Filter the entries below, keeping only lines with the word "amount".
----
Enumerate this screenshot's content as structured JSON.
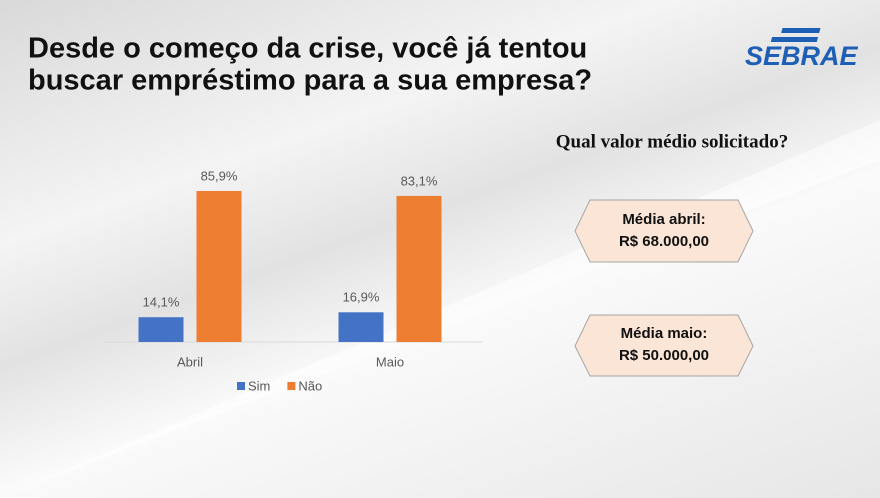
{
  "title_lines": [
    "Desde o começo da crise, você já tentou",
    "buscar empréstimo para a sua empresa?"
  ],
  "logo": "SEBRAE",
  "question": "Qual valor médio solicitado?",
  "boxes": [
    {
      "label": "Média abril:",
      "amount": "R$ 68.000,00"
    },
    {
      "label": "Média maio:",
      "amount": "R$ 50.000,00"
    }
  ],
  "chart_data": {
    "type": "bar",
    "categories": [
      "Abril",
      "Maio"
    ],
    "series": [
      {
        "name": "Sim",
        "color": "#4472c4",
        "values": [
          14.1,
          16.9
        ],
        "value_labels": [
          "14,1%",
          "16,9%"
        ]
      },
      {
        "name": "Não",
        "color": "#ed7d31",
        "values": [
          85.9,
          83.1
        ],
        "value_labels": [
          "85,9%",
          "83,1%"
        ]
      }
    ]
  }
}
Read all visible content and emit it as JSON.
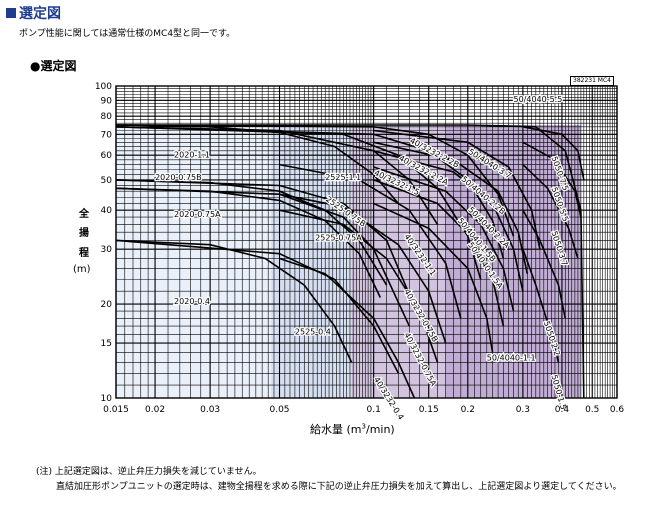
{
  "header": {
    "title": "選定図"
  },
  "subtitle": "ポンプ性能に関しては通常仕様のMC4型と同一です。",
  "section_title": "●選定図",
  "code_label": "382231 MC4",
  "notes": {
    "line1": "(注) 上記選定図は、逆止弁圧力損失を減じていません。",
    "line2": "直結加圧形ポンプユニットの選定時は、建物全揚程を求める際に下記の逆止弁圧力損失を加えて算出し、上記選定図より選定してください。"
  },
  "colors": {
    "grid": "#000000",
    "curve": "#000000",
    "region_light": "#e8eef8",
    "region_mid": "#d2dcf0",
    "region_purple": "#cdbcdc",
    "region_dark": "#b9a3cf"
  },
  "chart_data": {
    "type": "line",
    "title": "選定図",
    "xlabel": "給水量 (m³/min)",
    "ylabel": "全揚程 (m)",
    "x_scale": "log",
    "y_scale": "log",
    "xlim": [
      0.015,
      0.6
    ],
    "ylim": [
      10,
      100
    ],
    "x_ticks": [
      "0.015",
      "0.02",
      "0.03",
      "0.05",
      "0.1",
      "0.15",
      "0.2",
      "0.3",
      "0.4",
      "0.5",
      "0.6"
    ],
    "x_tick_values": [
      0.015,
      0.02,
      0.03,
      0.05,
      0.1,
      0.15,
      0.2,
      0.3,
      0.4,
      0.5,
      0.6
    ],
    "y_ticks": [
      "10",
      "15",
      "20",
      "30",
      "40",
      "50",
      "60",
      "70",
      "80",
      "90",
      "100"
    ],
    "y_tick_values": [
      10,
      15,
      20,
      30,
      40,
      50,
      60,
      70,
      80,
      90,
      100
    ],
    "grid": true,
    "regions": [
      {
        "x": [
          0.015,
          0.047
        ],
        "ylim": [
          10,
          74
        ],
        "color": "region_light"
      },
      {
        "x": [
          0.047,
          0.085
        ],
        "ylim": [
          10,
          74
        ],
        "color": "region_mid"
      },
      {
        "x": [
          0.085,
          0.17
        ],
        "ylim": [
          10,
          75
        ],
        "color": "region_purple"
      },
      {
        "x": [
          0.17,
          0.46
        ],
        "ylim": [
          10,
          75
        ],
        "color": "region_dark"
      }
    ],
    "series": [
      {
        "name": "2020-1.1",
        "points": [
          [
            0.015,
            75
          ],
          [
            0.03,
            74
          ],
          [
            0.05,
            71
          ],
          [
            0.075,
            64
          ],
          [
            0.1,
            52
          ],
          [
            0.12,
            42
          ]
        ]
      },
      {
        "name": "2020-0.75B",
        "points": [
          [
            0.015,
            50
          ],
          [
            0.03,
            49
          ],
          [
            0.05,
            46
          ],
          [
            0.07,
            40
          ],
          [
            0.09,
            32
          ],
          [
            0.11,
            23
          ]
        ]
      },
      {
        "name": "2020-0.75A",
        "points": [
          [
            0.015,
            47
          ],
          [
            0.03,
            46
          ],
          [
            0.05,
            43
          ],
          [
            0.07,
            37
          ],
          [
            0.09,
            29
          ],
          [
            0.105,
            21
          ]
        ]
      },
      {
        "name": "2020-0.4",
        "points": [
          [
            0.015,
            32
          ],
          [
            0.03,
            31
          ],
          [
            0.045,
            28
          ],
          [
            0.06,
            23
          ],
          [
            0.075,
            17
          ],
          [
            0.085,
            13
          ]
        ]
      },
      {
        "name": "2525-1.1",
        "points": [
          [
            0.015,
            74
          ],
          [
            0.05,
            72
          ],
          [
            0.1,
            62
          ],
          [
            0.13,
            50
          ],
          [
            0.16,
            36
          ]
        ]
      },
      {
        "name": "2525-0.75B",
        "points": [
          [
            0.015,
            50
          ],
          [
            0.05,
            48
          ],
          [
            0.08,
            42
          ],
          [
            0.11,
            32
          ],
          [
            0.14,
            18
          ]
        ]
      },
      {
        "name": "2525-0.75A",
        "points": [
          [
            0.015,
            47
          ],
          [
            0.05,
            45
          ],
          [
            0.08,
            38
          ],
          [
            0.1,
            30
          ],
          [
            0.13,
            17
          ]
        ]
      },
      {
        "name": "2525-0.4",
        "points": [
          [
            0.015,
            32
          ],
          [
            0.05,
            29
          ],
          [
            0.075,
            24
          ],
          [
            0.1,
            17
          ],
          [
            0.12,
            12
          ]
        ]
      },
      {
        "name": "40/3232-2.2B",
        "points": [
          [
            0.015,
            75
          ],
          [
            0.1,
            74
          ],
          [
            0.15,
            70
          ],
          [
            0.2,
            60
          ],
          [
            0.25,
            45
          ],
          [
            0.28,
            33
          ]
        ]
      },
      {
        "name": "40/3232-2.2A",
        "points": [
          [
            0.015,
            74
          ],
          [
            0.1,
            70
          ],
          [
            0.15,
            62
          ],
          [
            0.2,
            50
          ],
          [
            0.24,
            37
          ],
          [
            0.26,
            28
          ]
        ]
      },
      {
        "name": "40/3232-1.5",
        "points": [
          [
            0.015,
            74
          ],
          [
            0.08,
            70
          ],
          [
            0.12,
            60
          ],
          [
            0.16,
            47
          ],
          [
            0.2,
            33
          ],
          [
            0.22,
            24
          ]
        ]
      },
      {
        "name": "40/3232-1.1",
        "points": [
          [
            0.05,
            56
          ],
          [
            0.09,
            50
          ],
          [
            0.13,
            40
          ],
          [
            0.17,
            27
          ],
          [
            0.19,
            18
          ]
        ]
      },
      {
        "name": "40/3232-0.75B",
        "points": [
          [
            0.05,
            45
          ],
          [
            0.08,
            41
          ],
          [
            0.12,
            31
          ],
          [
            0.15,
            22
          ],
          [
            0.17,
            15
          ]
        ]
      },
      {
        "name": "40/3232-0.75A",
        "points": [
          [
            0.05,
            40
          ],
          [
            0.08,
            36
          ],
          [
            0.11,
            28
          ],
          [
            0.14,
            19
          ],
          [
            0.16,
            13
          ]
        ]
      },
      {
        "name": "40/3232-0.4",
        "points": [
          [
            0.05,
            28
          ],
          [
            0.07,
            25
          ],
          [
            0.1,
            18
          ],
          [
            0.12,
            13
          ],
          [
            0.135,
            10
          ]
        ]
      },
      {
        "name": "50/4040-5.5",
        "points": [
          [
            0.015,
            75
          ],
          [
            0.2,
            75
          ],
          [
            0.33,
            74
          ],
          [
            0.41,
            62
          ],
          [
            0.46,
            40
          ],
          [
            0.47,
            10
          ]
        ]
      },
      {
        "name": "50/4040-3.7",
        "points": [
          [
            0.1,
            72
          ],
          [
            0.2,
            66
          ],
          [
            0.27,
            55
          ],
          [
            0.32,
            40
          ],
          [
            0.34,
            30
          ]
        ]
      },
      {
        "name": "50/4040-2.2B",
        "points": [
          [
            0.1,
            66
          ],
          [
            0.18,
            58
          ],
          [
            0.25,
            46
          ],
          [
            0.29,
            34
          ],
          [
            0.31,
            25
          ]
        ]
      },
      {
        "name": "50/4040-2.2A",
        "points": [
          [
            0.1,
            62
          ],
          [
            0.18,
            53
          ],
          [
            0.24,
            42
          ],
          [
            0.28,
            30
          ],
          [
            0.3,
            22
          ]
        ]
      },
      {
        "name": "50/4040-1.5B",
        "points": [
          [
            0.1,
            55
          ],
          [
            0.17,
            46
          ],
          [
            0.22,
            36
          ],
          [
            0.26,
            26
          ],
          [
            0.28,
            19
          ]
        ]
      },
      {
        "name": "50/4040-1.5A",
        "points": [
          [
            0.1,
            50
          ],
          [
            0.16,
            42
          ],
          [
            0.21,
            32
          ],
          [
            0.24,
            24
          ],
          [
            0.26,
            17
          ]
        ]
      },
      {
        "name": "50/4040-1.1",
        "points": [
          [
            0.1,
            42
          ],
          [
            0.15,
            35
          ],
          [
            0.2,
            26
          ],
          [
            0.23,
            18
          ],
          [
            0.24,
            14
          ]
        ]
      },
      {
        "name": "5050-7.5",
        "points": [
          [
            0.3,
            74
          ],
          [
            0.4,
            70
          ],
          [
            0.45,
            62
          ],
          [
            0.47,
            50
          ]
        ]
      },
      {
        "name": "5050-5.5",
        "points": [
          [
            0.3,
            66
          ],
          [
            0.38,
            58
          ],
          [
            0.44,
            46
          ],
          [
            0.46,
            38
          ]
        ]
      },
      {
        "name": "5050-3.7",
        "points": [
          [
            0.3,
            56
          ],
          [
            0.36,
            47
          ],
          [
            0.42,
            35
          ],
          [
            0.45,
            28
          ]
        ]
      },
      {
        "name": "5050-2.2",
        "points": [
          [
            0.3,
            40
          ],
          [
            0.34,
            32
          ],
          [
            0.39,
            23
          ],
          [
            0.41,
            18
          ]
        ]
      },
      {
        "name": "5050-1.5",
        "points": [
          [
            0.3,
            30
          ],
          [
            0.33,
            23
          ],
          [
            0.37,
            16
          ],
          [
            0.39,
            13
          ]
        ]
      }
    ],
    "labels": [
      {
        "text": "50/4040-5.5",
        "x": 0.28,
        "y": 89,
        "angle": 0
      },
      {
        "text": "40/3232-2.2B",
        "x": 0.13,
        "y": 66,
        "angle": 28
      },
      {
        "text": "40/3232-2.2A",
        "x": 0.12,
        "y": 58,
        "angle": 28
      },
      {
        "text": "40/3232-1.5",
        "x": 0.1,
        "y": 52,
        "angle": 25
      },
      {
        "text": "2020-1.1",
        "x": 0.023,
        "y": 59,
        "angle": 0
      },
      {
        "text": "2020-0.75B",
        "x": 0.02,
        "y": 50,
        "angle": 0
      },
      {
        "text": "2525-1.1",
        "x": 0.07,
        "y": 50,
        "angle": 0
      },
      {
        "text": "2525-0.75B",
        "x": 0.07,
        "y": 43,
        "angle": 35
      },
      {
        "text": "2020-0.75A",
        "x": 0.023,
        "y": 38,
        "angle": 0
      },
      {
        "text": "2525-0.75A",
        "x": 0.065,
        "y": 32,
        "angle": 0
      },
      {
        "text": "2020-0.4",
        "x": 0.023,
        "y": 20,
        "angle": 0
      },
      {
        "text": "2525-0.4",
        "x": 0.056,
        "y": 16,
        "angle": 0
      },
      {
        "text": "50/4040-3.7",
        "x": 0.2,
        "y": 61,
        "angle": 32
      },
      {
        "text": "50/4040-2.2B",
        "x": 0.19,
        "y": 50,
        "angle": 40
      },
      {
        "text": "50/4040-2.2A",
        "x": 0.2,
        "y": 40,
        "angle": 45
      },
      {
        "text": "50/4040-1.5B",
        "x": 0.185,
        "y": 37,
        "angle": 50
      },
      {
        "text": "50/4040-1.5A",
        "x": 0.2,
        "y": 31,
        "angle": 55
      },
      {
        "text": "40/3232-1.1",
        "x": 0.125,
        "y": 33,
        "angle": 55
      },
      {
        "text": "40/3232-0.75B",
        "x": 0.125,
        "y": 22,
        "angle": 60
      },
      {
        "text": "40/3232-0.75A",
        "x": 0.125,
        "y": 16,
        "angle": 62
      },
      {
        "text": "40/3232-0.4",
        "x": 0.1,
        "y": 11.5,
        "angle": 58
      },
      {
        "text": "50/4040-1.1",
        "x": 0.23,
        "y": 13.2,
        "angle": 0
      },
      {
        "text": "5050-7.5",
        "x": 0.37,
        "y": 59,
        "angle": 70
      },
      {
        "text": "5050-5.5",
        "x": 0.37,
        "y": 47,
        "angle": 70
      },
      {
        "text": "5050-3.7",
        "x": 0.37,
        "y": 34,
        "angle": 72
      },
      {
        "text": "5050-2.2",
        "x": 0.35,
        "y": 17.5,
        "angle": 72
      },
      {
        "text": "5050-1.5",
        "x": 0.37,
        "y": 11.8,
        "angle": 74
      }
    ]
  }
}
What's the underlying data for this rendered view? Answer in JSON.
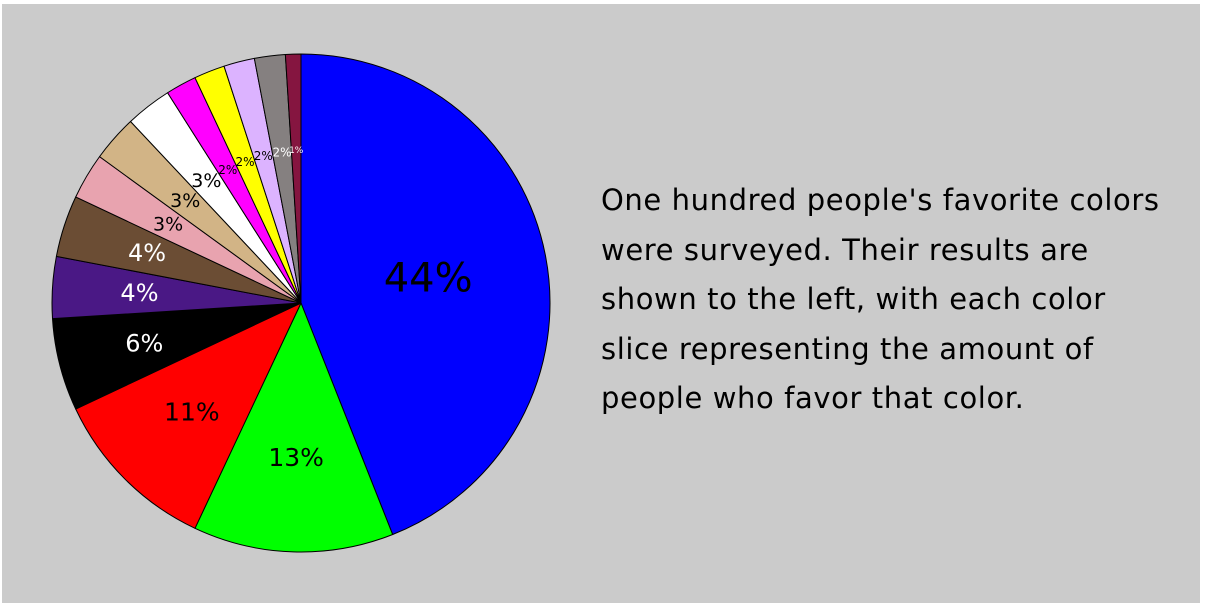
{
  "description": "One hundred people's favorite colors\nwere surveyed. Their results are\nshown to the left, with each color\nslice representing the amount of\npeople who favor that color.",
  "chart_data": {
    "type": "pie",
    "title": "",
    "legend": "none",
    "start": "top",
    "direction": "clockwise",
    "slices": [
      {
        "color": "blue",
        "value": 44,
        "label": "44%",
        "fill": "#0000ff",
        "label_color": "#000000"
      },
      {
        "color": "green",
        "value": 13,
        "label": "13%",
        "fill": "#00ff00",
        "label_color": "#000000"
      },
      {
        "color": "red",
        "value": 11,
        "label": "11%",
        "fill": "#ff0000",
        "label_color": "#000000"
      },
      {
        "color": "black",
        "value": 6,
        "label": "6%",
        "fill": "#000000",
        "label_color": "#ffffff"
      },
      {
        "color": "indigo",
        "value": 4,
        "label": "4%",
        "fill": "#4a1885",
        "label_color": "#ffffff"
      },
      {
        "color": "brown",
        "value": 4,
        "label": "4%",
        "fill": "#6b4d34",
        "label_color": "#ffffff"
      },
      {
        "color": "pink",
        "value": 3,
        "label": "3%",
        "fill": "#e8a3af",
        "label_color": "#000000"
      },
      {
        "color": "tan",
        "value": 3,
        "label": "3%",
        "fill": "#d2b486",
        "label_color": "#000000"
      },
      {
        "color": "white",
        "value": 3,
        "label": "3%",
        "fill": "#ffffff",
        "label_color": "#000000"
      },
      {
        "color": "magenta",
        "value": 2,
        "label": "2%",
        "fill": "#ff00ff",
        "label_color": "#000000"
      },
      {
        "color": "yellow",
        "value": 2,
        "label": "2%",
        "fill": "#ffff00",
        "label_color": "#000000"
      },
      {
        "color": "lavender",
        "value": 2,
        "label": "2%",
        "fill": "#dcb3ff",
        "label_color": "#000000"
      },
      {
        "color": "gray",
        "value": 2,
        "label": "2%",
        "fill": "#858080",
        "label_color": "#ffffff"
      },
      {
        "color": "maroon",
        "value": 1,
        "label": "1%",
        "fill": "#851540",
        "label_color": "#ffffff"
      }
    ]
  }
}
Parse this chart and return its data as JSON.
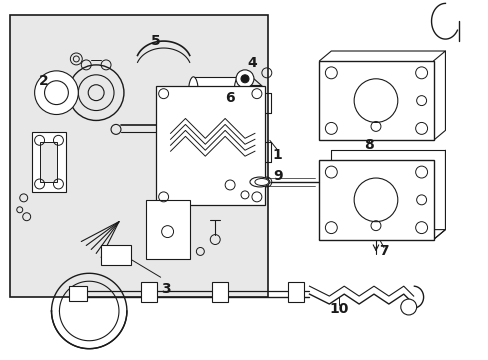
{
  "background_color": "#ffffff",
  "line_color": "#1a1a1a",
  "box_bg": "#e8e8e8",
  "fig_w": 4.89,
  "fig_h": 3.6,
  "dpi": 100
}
----
§ **TASK RESPONSE**:
      "amount": "R$ 68.000,00"
      "amount": "R$ 50.000,00"
  "description": "One hundred people's favorite colors\nwere surveyed. Their results are\nshown to the left, with each color\nslice representing the amount of\npeople who favor that color.",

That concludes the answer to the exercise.